__What the task requires__: Using the records below, report how many lines hold "title", with no extra text.

(Figure collection entries)

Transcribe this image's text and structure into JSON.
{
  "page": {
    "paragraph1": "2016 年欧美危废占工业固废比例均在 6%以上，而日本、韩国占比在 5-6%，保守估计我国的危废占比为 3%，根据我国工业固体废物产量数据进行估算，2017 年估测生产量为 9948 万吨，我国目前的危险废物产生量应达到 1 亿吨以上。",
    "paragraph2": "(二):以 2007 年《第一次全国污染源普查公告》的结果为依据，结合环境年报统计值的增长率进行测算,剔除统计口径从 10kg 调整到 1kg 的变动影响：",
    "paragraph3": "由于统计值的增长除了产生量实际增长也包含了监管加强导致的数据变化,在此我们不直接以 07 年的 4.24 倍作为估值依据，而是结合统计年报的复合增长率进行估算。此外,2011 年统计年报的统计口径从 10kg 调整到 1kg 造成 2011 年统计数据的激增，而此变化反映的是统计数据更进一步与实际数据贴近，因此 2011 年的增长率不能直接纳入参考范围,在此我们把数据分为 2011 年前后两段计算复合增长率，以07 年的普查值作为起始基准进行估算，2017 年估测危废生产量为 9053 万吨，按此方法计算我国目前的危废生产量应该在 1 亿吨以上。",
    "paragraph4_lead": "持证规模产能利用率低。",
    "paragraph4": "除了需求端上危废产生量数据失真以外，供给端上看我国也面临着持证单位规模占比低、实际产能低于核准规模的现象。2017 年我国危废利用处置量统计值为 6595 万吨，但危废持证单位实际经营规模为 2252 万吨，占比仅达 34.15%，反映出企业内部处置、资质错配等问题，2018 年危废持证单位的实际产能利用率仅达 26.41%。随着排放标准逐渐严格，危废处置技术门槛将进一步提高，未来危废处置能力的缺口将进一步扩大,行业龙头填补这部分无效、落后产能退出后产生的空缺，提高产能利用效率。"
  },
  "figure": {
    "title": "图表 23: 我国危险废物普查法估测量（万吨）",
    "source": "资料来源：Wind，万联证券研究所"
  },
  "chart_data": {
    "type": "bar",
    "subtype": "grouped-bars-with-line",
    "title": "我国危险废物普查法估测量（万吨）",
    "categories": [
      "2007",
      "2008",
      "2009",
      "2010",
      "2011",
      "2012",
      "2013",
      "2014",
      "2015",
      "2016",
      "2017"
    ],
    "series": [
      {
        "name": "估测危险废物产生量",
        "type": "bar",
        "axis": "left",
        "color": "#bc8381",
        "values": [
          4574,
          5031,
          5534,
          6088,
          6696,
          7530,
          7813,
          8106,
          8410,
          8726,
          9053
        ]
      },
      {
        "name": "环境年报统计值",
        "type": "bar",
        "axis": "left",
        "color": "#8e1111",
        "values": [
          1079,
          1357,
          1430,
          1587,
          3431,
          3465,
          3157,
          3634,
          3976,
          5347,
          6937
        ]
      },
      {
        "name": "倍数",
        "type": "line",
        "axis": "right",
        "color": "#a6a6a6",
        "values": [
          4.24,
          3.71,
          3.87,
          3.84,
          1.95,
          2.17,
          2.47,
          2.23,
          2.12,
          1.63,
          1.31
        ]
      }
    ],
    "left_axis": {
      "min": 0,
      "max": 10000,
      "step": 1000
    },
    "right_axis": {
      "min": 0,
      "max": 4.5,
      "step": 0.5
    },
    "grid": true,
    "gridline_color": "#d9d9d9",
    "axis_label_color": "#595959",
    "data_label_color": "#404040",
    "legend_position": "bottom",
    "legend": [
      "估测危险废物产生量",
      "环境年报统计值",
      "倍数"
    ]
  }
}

__Final answer__: 2